Stored data:
+ + +

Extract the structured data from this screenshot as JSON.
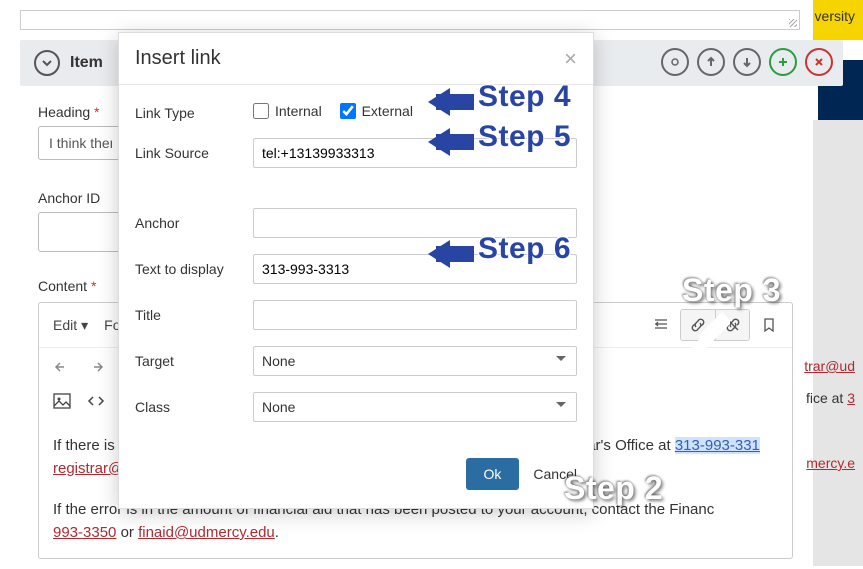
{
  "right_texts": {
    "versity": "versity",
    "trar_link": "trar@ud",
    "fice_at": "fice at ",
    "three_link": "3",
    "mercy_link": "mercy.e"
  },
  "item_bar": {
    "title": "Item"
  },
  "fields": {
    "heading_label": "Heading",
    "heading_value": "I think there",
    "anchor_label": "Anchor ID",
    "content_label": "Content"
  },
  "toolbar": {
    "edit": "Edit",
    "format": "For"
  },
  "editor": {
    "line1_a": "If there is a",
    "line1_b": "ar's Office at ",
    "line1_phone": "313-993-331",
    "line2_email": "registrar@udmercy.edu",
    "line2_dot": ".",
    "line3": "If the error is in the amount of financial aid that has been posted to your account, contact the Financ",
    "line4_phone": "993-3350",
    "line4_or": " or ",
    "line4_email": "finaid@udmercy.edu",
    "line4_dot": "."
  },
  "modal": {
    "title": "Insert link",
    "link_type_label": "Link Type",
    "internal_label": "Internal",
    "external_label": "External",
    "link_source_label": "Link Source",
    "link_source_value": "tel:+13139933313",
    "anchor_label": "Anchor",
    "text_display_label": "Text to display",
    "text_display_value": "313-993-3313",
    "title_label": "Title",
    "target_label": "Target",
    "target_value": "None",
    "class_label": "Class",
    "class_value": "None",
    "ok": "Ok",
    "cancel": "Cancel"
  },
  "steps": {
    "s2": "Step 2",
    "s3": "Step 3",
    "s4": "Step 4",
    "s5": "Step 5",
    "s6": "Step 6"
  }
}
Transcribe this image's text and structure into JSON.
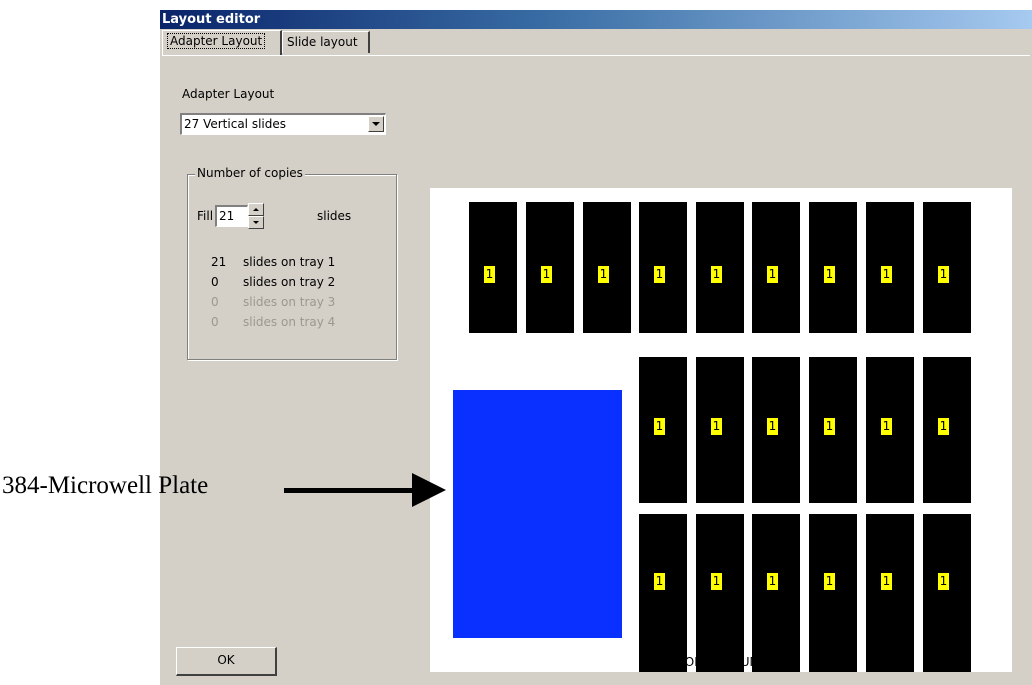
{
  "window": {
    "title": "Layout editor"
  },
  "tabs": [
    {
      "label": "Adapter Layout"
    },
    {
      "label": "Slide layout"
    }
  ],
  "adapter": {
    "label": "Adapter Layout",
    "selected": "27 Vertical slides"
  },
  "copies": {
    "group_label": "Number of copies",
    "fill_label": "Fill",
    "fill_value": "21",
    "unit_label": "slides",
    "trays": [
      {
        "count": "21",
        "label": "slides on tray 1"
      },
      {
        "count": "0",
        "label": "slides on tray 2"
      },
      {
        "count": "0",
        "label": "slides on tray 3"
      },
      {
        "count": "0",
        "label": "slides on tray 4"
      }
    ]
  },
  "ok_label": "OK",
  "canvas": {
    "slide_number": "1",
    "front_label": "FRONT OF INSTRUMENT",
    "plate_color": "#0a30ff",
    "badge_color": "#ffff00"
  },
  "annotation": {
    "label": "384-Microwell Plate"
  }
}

+ + +

REQUIREMENTS –
Return each line of the data that contains the string "JSON".

TASK SOLUTION –
Extract the structured data from this screenshot as JSON.
Transcribe this image's text and structure into JSON.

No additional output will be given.